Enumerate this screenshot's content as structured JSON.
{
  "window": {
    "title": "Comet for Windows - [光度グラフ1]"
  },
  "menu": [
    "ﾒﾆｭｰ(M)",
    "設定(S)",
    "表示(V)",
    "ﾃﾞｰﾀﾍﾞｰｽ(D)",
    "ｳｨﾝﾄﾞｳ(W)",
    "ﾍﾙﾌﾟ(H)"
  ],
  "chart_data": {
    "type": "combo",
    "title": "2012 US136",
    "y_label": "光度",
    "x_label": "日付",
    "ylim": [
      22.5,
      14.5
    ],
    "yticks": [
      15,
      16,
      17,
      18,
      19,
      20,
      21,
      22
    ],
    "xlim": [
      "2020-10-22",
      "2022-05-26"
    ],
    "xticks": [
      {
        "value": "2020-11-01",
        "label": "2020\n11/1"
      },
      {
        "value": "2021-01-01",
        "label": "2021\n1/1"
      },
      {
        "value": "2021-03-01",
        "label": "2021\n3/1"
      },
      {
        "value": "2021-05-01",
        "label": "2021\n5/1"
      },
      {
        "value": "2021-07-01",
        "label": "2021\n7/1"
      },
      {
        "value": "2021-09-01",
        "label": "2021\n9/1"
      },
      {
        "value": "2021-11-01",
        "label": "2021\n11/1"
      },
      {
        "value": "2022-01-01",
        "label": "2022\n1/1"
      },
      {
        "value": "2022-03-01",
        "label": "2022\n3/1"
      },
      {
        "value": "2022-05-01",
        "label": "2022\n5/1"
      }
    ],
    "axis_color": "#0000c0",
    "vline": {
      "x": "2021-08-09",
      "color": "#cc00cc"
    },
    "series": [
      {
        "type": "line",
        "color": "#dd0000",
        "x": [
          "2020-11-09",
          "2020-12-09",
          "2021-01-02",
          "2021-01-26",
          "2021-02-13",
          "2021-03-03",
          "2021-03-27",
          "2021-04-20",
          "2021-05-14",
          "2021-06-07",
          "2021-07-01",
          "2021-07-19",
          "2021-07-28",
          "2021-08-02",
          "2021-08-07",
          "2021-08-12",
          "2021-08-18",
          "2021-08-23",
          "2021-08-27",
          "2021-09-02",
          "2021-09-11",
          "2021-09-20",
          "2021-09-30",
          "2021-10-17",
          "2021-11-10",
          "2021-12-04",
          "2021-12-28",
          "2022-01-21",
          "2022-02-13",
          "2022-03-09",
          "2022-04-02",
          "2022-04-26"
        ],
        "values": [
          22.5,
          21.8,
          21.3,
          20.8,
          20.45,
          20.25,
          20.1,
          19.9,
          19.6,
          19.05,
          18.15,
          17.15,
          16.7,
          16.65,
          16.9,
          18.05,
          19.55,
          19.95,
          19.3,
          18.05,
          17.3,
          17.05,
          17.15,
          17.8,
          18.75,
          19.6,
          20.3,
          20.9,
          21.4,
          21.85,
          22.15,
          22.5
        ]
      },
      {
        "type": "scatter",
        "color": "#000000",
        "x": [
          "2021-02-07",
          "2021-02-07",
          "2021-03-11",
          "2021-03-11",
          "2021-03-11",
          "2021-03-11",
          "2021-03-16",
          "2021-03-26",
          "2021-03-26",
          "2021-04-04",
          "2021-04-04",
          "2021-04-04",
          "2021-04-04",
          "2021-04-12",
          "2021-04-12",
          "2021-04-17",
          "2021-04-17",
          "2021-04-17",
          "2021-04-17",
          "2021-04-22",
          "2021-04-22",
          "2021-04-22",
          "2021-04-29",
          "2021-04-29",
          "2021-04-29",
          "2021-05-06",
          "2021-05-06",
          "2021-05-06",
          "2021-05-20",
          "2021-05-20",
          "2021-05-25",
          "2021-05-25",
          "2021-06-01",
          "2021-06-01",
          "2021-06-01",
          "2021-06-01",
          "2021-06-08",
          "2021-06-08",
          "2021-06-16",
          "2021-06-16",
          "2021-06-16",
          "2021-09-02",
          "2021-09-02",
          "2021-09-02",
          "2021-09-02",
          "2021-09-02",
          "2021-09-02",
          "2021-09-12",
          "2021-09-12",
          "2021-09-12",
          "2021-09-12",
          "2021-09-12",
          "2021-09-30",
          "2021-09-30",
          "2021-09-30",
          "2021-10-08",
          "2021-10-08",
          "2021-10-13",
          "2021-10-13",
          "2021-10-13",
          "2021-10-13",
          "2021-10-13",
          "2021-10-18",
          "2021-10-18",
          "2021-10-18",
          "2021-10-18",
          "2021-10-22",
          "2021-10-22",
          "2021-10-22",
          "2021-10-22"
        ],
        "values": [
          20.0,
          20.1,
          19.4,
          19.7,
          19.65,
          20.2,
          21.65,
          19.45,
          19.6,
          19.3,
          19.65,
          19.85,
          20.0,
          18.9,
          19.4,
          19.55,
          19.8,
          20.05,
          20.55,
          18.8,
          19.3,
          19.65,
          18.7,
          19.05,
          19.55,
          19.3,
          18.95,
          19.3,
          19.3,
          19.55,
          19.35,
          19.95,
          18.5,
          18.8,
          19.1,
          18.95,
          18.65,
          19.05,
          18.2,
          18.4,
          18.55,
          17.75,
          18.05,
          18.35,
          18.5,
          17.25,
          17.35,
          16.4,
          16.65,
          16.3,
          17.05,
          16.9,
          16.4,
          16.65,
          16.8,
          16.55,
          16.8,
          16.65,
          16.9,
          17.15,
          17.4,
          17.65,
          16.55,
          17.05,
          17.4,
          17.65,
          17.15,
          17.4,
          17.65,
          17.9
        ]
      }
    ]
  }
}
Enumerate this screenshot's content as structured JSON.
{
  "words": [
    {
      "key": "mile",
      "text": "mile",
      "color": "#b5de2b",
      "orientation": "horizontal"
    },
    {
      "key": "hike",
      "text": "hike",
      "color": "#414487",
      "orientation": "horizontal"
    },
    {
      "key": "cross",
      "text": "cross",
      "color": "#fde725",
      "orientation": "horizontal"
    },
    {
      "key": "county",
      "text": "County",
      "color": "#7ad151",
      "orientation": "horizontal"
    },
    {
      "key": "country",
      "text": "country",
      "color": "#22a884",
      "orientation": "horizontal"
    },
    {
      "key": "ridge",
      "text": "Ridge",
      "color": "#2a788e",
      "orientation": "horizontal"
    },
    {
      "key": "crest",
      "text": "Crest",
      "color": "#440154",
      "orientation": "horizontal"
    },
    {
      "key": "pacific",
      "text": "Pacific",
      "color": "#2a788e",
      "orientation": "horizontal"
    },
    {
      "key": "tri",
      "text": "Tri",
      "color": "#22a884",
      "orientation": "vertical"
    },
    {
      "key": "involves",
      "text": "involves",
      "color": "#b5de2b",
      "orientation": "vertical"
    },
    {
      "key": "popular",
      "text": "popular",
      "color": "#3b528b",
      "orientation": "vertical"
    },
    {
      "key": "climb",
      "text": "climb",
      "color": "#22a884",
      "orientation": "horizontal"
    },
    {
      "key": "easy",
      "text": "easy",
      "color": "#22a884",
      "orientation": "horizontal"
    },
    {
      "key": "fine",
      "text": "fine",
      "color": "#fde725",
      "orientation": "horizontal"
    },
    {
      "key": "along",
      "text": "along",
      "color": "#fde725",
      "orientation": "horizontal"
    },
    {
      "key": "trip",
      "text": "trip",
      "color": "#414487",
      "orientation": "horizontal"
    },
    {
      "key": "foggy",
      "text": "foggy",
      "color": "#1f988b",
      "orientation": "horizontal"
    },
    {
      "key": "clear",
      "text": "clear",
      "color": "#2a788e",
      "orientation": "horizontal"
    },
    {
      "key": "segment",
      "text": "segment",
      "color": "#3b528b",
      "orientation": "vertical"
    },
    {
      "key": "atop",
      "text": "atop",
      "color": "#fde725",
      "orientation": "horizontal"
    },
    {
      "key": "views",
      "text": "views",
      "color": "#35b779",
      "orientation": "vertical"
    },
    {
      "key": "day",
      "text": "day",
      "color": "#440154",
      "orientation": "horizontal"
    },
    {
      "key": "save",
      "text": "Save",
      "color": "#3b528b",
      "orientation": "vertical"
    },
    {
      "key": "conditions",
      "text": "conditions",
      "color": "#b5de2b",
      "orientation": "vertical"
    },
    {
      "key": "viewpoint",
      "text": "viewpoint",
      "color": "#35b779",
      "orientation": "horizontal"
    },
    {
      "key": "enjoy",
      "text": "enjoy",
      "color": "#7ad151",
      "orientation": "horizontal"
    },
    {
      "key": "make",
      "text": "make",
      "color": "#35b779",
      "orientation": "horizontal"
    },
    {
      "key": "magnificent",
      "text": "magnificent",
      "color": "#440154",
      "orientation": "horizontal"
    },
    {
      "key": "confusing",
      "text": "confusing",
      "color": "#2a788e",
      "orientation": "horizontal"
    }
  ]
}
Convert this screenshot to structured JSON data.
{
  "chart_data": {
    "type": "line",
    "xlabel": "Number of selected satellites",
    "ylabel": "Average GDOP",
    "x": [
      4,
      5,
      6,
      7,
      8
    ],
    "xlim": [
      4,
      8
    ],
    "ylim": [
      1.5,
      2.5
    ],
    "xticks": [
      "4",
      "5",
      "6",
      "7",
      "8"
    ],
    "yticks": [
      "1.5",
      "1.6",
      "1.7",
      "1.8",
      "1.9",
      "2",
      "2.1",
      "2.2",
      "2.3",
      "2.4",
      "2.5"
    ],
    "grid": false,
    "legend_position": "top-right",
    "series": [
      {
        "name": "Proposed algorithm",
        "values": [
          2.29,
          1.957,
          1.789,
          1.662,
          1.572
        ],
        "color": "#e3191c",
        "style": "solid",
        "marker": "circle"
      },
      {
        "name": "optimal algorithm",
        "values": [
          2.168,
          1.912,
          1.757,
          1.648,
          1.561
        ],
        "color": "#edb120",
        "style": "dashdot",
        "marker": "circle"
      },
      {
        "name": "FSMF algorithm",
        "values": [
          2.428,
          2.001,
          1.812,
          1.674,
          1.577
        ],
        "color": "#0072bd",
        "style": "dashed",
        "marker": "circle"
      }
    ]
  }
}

● ● ●

### Direction
Starting at the line that contains "Convert this screenshot", repeat each line exactly through the last one in the listing. Include both of those lines and nothing more.

### Problem solution
Convert this screenshot to structured JSON data.
{
  "chart_data": {
    "type": "line",
    "xlabel": "Number of selected satellites",
    "ylabel": "Average GDOP",
    "x": [
      4,
      5,
      6,
      7,
      8
    ],
    "xlim": [
      4,
      8
    ],
    "ylim": [
      1.5,
      2.5
    ],
    "xticks": [
      "4",
      "5",
      "6",
      "7",
      "8"
    ],
    "yticks": [
      "1.5",
      "1.6",
      "1.7",
      "1.8",
      "1.9",
      "2",
      "2.1",
      "2.2",
      "2.3",
      "2.4",
      "2.5"
    ],
    "grid": false,
    "legend_position": "top-right",
    "series": [
      {
        "name": "Proposed algorithm",
        "values": [
          2.29,
          1.957,
          1.789,
          1.662,
          1.572
        ],
        "color": "#e3191c",
        "style": "solid",
        "marker": "circle"
      },
      {
        "name": "optimal algorithm",
        "values": [
          2.168,
          1.912,
          1.757,
          1.648,
          1.561
        ],
        "color": "#edb120",
        "style": "dashdot",
        "marker": "circle"
      },
      {
        "name": "FSMF algorithm",
        "values": [
          2.428,
          2.001,
          1.812,
          1.674,
          1.577
        ],
        "color": "#0072bd",
        "style": "dashed",
        "marker": "circle"
      }
    ]
  }
}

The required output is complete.